- _Problem details_
Extract all data as written.

* begin Exercise data *

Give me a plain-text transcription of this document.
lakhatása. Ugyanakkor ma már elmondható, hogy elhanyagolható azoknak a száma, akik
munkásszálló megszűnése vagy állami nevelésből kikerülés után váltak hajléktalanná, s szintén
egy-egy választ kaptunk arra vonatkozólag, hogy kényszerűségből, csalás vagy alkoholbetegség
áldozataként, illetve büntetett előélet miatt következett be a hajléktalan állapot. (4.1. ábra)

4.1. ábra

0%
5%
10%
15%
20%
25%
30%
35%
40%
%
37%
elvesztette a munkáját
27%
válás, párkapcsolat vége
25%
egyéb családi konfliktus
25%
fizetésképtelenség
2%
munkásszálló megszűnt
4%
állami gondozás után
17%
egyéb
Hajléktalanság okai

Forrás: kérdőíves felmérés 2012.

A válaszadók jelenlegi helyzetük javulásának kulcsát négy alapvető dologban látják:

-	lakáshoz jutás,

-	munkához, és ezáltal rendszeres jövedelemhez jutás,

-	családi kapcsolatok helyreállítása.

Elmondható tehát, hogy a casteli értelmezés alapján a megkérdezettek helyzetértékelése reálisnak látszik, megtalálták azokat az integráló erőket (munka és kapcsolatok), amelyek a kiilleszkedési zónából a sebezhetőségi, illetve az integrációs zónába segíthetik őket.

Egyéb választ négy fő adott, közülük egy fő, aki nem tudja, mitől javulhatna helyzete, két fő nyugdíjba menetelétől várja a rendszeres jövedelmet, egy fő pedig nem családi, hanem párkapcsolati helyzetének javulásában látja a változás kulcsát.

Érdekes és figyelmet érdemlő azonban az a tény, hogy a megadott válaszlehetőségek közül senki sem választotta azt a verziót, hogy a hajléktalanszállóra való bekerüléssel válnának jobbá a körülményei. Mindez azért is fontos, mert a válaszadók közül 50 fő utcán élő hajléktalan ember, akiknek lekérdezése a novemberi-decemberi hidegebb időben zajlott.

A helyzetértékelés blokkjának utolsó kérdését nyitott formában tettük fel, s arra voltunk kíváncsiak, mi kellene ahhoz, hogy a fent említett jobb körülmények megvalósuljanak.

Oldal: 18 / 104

* end Exercise data *

- _Exercise output_
Give me a plain-text transcription of this document.
lakhatása. Ugyanakkor ma már elmondható, hogy elhanyagolható azoknak a száma, akik
munkásszálló megszűnése vagy állami nevelésből kikerülés után váltak hajléktalanná, s szintén
egy-egy választ kaptunk arra vonatkozólag, hogy kényszerűségből, csalás vagy alkoholbetegség
áldozataként, illetve büntetett előélet miatt következett be a hajléktalan állapot. (4.1. ábra)

4.1. ábra

0%
5%
10%
15%
20%
25%
30%
35%
40%
%
37%
elvesztette a munkáját
27%
válás, párkapcsolat vége
25%
egyéb családi konfliktus
25%
fizetésképtelenség
2%
munkásszálló megszűnt
4%
állami gondozás után
17%
egyéb
Hajléktalanság okai

Forrás: kérdőíves felmérés 2012.

A válaszadók jelenlegi helyzetük javulásának kulcsát négy alapvető dologban látják:

-	lakáshoz jutás,

-	munkához, és ezáltal rendszeres jövedelemhez jutás,

-	családi kapcsolatok helyreállítása.

Elmondható tehát, hogy a casteli értelmezés alapján a megkérdezettek helyzetértékelése reálisnak látszik, megtalálták azokat az integráló erőket (munka és kapcsolatok), amelyek a kiilleszkedési zónából a sebezhetőségi, illetve az integrációs zónába segíthetik őket.

Egyéb választ négy fő adott, közülük egy fő, aki nem tudja, mitől javulhatna helyzete, két fő nyugdíjba menetelétől várja a rendszeres jövedelmet, egy fő pedig nem családi, hanem párkapcsolati helyzetének javulásában látja a változás kulcsát.

Érdekes és figyelmet érdemlő azonban az a tény, hogy a megadott válaszlehetőségek közül senki sem választotta azt a verziót, hogy a hajléktalanszállóra való bekerüléssel válnának jobbá a körülményei. Mindez azért is fontos, mert a válaszadók közül 50 fő utcán élő hajléktalan ember, akiknek lekérdezése a novemberi-decemberi hidegebb időben zajlott.

A helyzetértékelés blokkjának utolsó kérdését nyitott formában tettük fel, s arra voltunk kíváncsiak, mi kellene ahhoz, hogy a fent említett jobb körülmények megvalósuljanak.

Oldal: 18 / 104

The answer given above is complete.